EXERCISE OBJECTIVE -
Because the copy must hold no pictures, return the data below with all of its words intact.

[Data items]
● ● ● ● ● ● ●
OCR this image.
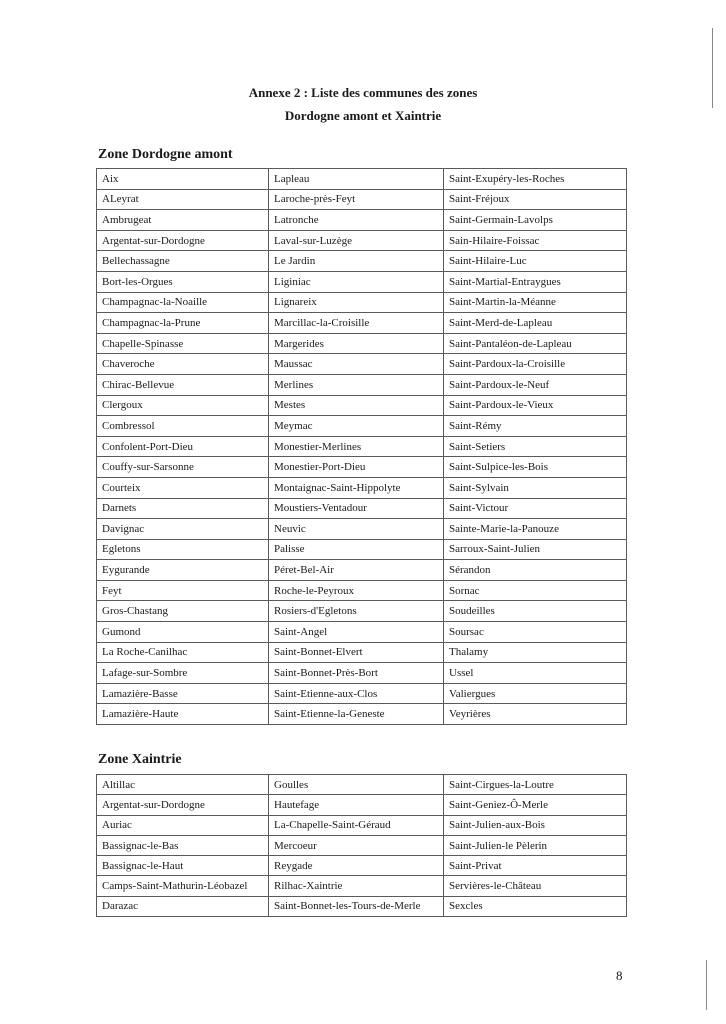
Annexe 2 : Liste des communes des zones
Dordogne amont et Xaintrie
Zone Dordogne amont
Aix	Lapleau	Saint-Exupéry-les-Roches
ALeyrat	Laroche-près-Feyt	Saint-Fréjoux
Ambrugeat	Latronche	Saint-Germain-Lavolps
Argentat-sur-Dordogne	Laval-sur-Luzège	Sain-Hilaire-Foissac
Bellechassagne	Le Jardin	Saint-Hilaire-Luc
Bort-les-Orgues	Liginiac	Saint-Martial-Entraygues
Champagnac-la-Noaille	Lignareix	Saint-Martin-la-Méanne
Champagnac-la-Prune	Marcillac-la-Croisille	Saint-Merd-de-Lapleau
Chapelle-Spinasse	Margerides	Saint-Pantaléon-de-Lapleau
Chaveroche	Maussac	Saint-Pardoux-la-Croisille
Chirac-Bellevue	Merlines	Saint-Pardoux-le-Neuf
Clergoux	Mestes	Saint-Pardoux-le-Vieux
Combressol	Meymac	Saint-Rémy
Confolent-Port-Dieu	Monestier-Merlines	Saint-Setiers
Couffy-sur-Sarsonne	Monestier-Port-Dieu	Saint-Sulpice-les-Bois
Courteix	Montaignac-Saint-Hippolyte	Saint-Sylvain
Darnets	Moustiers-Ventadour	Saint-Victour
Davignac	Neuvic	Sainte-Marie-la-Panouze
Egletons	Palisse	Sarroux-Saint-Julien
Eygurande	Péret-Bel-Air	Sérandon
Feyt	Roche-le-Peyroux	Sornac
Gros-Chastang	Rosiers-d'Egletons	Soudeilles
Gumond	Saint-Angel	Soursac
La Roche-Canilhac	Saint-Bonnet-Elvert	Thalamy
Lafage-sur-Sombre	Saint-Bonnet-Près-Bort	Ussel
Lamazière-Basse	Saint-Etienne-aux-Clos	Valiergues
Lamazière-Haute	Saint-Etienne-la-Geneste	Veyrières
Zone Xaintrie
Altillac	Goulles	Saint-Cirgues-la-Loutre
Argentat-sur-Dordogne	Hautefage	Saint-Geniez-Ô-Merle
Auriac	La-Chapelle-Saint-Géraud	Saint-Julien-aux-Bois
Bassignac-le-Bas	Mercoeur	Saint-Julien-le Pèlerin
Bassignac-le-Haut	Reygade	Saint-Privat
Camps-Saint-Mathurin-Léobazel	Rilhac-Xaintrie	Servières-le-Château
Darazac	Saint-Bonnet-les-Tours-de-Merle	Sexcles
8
● ● ● ● ● ● ●
EXPECTED OUTPUT -
OCR this image.
Annexe 2 : Liste des communes des zones
Dordogne amont et Xaintrie
Zone Dordogne amont
Aix	Lapleau	Saint-Exupéry-les-Roches
ALeyrat	Laroche-près-Feyt	Saint-Fréjoux
Ambrugeat	Latronche	Saint-Germain-Lavolps
Argentat-sur-Dordogne	Laval-sur-Luzège	Sain-Hilaire-Foissac
Bellechassagne	Le Jardin	Saint-Hilaire-Luc
Bort-les-Orgues	Liginiac	Saint-Martial-Entraygues
Champagnac-la-Noaille	Lignareix	Saint-Martin-la-Méanne
Champagnac-la-Prune	Marcillac-la-Croisille	Saint-Merd-de-Lapleau
Chapelle-Spinasse	Margerides	Saint-Pantaléon-de-Lapleau
Chaveroche	Maussac	Saint-Pardoux-la-Croisille
Chirac-Bellevue	Merlines	Saint-Pardoux-le-Neuf
Clergoux	Mestes	Saint-Pardoux-le-Vieux
Combressol	Meymac	Saint-Rémy
Confolent-Port-Dieu	Monestier-Merlines	Saint-Setiers
Couffy-sur-Sarsonne	Monestier-Port-Dieu	Saint-Sulpice-les-Bois
Courteix	Montaignac-Saint-Hippolyte	Saint-Sylvain
Darnets	Moustiers-Ventadour	Saint-Victour
Davignac	Neuvic	Sainte-Marie-la-Panouze
Egletons	Palisse	Sarroux-Saint-Julien
Eygurande	Péret-Bel-Air	Sérandon
Feyt	Roche-le-Peyroux	Sornac
Gros-Chastang	Rosiers-d'Egletons	Soudeilles
Gumond	Saint-Angel	Soursac
La Roche-Canilhac	Saint-Bonnet-Elvert	Thalamy
Lafage-sur-Sombre	Saint-Bonnet-Près-Bort	Ussel
Lamazière-Basse	Saint-Etienne-aux-Clos	Valiergues
Lamazière-Haute	Saint-Etienne-la-Geneste	Veyrières
Zone Xaintrie
Altillac	Goulles	Saint-Cirgues-la-Loutre
Argentat-sur-Dordogne	Hautefage	Saint-Geniez-Ô-Merle
Auriac	La-Chapelle-Saint-Géraud	Saint-Julien-aux-Bois
Bassignac-le-Bas	Mercoeur	Saint-Julien-le Pèlerin
Bassignac-le-Haut	Reygade	Saint-Privat
Camps-Saint-Mathurin-Léobazel	Rilhac-Xaintrie	Servières-le-Château
Darazac	Saint-Bonnet-les-Tours-de-Merle	Sexcles
8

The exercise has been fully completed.